**Record extracts:**

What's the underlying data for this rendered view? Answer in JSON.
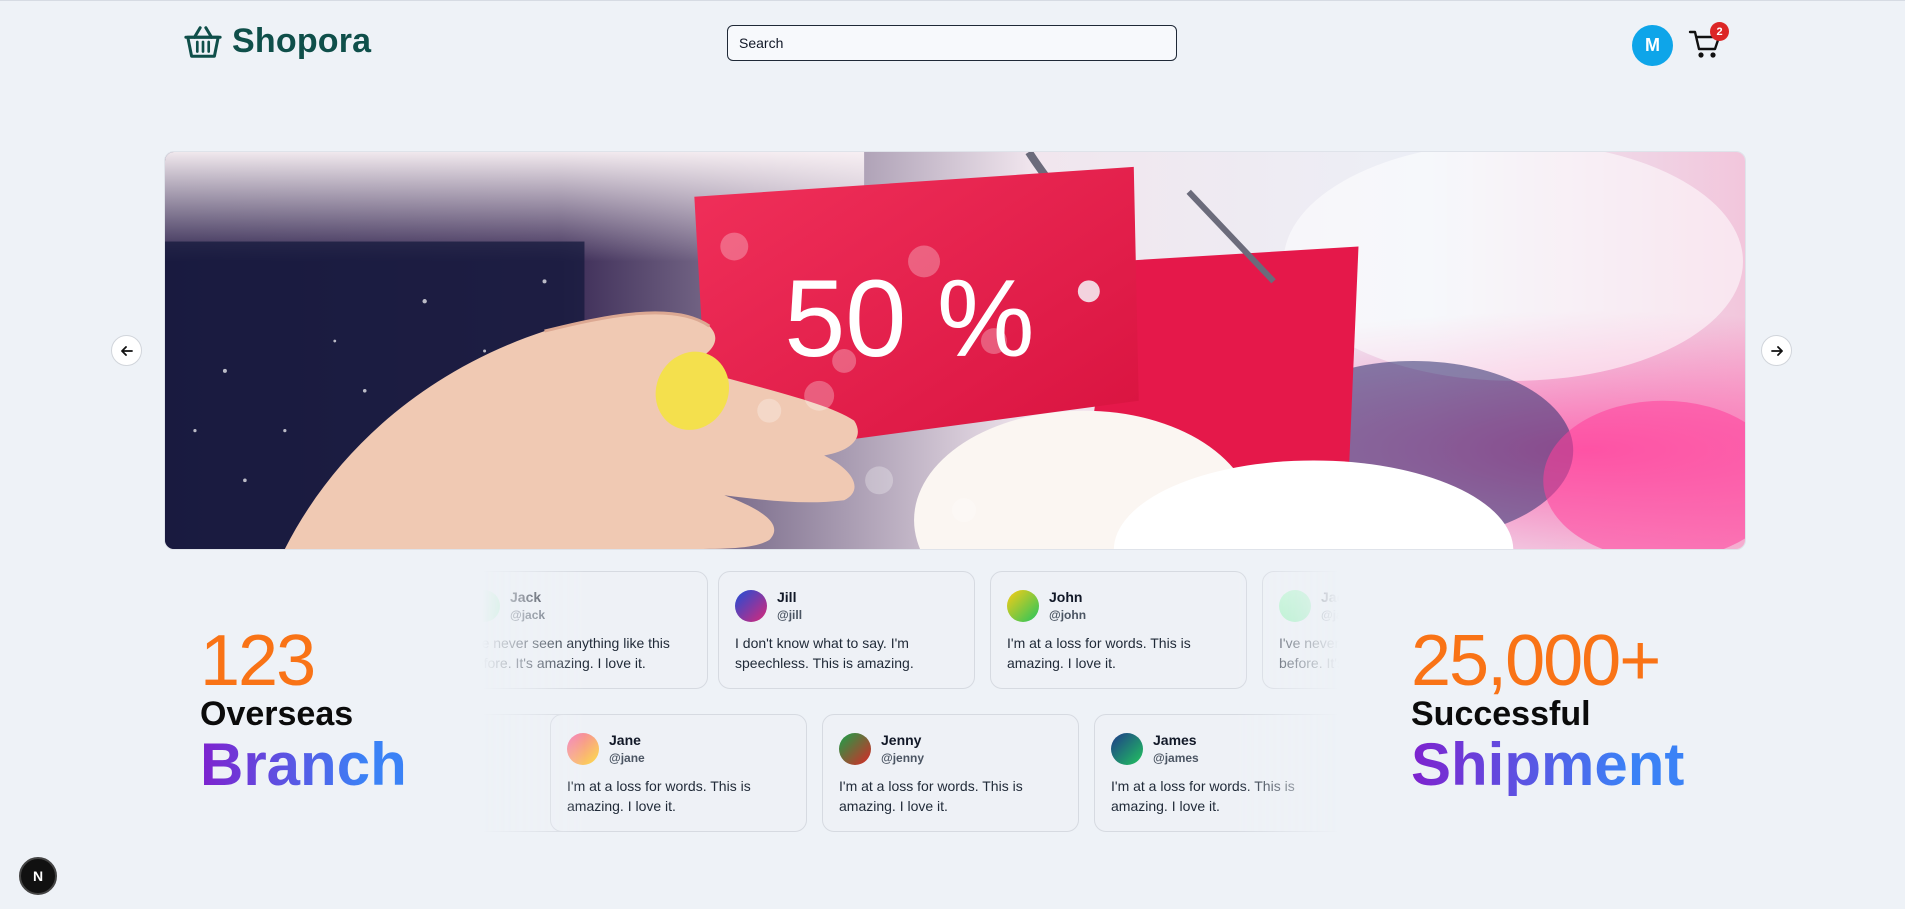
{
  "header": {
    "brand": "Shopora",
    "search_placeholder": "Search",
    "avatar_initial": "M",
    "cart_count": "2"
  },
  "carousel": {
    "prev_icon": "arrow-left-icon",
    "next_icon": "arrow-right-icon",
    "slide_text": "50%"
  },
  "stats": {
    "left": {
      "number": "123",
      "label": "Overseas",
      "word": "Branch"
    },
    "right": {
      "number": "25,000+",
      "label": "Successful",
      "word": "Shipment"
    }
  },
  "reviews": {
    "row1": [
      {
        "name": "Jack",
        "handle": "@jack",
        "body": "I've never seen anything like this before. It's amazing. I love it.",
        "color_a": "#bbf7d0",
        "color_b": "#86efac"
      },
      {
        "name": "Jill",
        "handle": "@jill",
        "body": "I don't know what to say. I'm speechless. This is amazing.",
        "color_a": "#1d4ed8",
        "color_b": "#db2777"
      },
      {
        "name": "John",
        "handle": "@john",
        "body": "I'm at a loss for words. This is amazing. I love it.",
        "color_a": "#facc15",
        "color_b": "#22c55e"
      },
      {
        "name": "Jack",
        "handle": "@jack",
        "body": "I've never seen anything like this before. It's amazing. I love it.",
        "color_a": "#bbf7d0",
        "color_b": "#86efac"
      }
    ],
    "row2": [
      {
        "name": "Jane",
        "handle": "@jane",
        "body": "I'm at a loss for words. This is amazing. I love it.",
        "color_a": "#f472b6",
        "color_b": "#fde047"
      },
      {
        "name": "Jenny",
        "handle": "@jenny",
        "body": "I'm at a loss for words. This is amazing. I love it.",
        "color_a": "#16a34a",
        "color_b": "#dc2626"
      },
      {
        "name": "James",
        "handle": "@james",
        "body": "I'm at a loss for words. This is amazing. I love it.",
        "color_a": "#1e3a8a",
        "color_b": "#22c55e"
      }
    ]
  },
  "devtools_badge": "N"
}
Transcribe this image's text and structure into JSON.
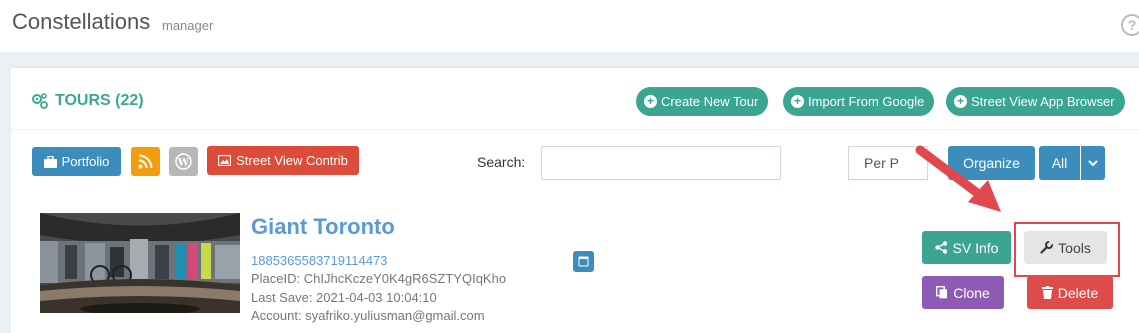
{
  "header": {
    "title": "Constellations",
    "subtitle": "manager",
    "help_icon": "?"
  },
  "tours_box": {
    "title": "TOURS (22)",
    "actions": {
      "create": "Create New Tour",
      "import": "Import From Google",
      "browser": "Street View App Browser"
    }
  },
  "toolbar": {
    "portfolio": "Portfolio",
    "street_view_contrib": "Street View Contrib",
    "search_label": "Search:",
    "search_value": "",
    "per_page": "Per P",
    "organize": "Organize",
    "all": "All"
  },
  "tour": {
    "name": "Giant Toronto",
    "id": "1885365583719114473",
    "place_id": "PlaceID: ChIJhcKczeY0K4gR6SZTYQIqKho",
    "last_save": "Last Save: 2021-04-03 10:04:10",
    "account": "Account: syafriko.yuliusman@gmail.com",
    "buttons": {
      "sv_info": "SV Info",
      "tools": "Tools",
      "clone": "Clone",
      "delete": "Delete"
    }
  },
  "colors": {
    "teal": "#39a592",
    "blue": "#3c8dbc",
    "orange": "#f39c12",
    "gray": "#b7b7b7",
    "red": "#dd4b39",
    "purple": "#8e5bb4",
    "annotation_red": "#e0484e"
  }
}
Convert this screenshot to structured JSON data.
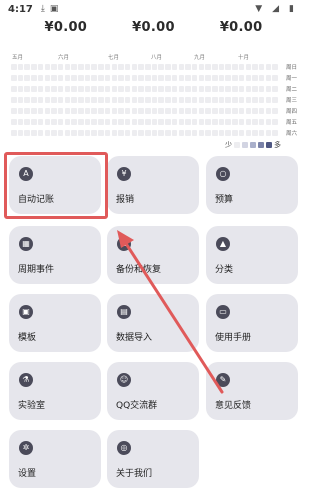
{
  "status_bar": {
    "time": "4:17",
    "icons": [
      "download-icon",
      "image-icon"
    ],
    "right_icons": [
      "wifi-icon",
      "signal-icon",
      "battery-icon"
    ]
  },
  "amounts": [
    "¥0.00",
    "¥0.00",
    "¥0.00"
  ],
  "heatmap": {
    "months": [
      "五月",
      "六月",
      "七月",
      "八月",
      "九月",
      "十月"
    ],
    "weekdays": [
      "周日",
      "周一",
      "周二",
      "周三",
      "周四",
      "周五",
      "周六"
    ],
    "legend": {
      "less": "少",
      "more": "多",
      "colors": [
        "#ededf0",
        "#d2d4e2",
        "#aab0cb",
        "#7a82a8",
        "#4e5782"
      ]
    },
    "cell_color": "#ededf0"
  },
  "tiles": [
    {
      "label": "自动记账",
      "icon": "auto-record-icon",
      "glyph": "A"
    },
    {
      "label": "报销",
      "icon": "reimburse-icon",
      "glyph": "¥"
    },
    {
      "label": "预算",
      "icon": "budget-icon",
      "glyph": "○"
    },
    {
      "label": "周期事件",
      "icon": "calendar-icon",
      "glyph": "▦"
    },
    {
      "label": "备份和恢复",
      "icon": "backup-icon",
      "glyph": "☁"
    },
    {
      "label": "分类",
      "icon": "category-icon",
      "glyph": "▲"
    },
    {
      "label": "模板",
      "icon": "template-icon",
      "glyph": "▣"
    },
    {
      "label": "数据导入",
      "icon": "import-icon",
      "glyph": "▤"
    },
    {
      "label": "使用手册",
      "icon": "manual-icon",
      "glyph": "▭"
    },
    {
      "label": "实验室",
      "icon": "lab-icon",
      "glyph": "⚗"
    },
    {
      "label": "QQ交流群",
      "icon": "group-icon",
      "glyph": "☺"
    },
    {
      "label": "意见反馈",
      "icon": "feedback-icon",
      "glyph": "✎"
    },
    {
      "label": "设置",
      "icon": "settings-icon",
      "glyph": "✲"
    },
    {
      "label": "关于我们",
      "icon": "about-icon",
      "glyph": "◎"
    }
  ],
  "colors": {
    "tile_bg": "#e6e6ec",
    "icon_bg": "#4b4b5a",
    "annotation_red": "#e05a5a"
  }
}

**Exercise aim:**
Each line above that includes "arrow" should be shown.

**Expected output:**
    "prev_icon": "arrow-left-icon",
    "next_icon": "arrow-right-icon",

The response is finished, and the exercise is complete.